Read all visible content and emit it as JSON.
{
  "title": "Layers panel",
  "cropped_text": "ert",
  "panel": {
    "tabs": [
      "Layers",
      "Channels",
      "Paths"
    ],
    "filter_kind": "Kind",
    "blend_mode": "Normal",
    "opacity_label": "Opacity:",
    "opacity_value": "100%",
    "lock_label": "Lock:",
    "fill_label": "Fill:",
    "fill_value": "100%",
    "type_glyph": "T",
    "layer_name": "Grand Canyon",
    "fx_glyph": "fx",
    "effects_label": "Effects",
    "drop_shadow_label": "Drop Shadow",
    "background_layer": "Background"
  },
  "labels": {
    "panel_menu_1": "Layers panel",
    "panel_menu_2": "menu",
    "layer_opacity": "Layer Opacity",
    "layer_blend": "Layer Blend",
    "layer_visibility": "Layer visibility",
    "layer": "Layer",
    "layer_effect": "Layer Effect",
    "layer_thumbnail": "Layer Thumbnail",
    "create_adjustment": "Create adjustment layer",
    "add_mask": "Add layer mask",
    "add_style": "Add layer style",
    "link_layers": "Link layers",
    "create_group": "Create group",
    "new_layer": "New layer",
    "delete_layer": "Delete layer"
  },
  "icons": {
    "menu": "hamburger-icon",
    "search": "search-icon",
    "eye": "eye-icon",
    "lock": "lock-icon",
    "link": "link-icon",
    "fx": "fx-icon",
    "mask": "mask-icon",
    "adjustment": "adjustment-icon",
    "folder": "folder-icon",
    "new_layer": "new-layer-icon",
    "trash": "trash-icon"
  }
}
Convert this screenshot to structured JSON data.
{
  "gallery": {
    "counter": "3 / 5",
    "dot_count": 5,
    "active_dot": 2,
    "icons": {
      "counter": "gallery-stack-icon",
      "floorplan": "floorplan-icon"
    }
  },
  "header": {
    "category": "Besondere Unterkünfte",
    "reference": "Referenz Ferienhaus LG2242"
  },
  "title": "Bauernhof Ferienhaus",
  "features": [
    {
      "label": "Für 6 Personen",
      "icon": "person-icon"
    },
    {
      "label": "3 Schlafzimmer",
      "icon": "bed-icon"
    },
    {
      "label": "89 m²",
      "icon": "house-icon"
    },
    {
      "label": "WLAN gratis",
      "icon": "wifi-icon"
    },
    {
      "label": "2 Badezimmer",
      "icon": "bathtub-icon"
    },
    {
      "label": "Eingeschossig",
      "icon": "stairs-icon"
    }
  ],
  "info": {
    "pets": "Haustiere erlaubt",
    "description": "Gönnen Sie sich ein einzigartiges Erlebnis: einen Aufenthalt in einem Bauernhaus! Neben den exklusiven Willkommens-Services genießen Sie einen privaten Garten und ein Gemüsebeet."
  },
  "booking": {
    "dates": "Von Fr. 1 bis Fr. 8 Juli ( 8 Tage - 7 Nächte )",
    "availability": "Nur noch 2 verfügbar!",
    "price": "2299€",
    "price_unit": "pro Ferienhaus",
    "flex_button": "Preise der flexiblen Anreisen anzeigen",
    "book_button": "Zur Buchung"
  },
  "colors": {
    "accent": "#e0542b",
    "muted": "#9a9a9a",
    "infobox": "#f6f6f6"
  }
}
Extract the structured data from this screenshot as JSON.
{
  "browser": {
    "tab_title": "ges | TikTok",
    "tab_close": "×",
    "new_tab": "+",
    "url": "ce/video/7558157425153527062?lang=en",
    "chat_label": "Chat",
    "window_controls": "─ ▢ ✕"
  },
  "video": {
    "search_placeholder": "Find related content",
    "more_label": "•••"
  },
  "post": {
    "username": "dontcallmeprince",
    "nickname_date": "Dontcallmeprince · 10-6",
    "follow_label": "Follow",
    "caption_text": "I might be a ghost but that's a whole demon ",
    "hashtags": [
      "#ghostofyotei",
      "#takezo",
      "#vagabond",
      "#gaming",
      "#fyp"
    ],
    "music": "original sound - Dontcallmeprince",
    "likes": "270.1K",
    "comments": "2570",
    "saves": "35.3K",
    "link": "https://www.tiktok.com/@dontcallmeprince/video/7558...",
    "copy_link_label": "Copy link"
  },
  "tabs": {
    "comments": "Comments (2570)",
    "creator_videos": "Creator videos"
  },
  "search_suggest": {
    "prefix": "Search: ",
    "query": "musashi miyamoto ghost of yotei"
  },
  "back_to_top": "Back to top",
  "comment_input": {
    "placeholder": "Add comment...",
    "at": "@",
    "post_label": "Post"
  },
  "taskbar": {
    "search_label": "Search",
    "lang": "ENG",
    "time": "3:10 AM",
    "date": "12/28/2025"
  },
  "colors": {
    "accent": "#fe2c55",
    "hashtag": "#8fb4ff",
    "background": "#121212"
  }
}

★ ★ ★

▶ _STATED PROBLEM_
Copy every record exactly, with nothing added or dropped.

▶ _WRITTEN ANSWER_
Read all visible content and emit it as JSON.
{
  "title": "Layers panel",
  "cropped_text": "ert",
  "panel": {
    "tabs": [
      "Layers",
      "Channels",
      "Paths"
    ],
    "filter_kind": "Kind",
    "blend_mode": "Normal",
    "opacity_label": "Opacity:",
    "opacity_value": "100%",
    "lock_label": "Lock:",
    "fill_label": "Fill:",
    "fill_value": "100%",
    "type_glyph": "T",
    "layer_name": "Grand Canyon",
    "fx_glyph": "fx",
    "effects_label": "Effects",
    "drop_shadow_label": "Drop Shadow",
    "background_layer": "Background"
  },
  "labels": {
    "panel_menu_1": "Layers panel",
    "panel_menu_2": "menu",
    "layer_opacity": "Layer Opacity",
    "layer_blend": "Layer Blend",
    "layer_visibility": "Layer visibility",
    "layer": "Layer",
    "layer_effect": "Layer Effect",
    "layer_thumbnail": "Layer Thumbnail",
    "create_adjustment": "Create adjustment layer",
    "add_mask": "Add layer mask",
    "add_style": "Add layer style",
    "link_layers": "Link layers",
    "create_group": "Create group",
    "new_layer": "New layer",
    "delete_layer": "Delete layer"
  },
  "icons": {
    "menu": "hamburger-icon",
    "search": "search-icon",
    "eye": "eye-icon",
    "lock": "lock-icon",
    "link": "link-icon",
    "fx": "fx-icon",
    "mask": "mask-icon",
    "adjustment": "adjustment-icon",
    "folder": "folder-icon",
    "new_layer": "new-layer-icon",
    "trash": "trash-icon"
  }
}
Convert this screenshot to structured JSON data.
{
  "gallery": {
    "counter": "3 / 5",
    "dot_count": 5,
    "active_dot": 2,
    "icons": {
      "counter": "gallery-stack-icon",
      "floorplan": "floorplan-icon"
    }
  },
  "header": {
    "category": "Besondere Unterkünfte",
    "reference": "Referenz Ferienhaus LG2242"
  },
  "title": "Bauernhof Ferienhaus",
  "features": [
    {
      "label": "Für 6 Personen",
      "icon": "person-icon"
    },
    {
      "label": "3 Schlafzimmer",
      "icon": "bed-icon"
    },
    {
      "label": "89 m²",
      "icon": "house-icon"
    },
    {
      "label": "WLAN gratis",
      "icon": "wifi-icon"
    },
    {
      "label": "2 Badezimmer",
      "icon": "bathtub-icon"
    },
    {
      "label": "Eingeschossig",
      "icon": "stairs-icon"
    }
  ],
  "info": {
    "pets": "Haustiere erlaubt",
    "description": "Gönnen Sie sich ein einzigartiges Erlebnis: einen Aufenthalt in einem Bauernhaus! Neben den exklusiven Willkommens-Services genießen Sie einen privaten Garten und ein Gemüsebeet."
  },
  "booking": {
    "dates": "Von Fr. 1 bis Fr. 8 Juli ( 8 Tage - 7 Nächte )",
    "availability": "Nur noch 2 verfügbar!",
    "price": "2299€",
    "price_unit": "pro Ferienhaus",
    "flex_button": "Preise der flexiblen Anreisen anzeigen",
    "book_button": "Zur Buchung"
  },
  "colors": {
    "accent": "#e0542b",
    "muted": "#9a9a9a",
    "infobox": "#f6f6f6"
  }
}
Extract the structured data from this screenshot as JSON.
{
  "browser": {
    "tab_title": "ges | TikTok",
    "tab_close": "×",
    "new_tab": "+",
    "url": "ce/video/7558157425153527062?lang=en",
    "chat_label": "Chat",
    "window_controls": "─ ▢ ✕"
  },
  "video": {
    "search_placeholder": "Find related content",
    "more_label": "•••"
  },
  "post": {
    "username": "dontcallmeprince",
    "nickname_date": "Dontcallmeprince · 10-6",
    "follow_label": "Follow",
    "caption_text": "I might be a ghost but that's a whole demon ",
    "hashtags": [
      "#ghostofyotei",
      "#takezo",
      "#vagabond",
      "#gaming",
      "#fyp"
    ],
    "music": "original sound - Dontcallmeprince",
    "likes": "270.1K",
    "comments": "2570",
    "saves": "35.3K",
    "link": "https://www.tiktok.com/@dontcallmeprince/video/7558...",
    "copy_link_label": "Copy link"
  },
  "tabs": {
    "comments": "Comments (2570)",
    "creator_videos": "Creator videos"
  },
  "search_suggest": {
    "prefix": "Search: ",
    "query": "musashi miyamoto ghost of yotei"
  },
  "back_to_top": "Back to top",
  "comment_input": {
    "placeholder": "Add comment...",
    "at": "@",
    "post_label": "Post"
  },
  "taskbar": {
    "search_label": "Search",
    "lang": "ENG",
    "time": "3:10 AM",
    "date": "12/28/2025"
  },
  "colors": {
    "accent": "#fe2c55",
    "hashtag": "#8fb4ff",
    "background": "#121212"
  }
}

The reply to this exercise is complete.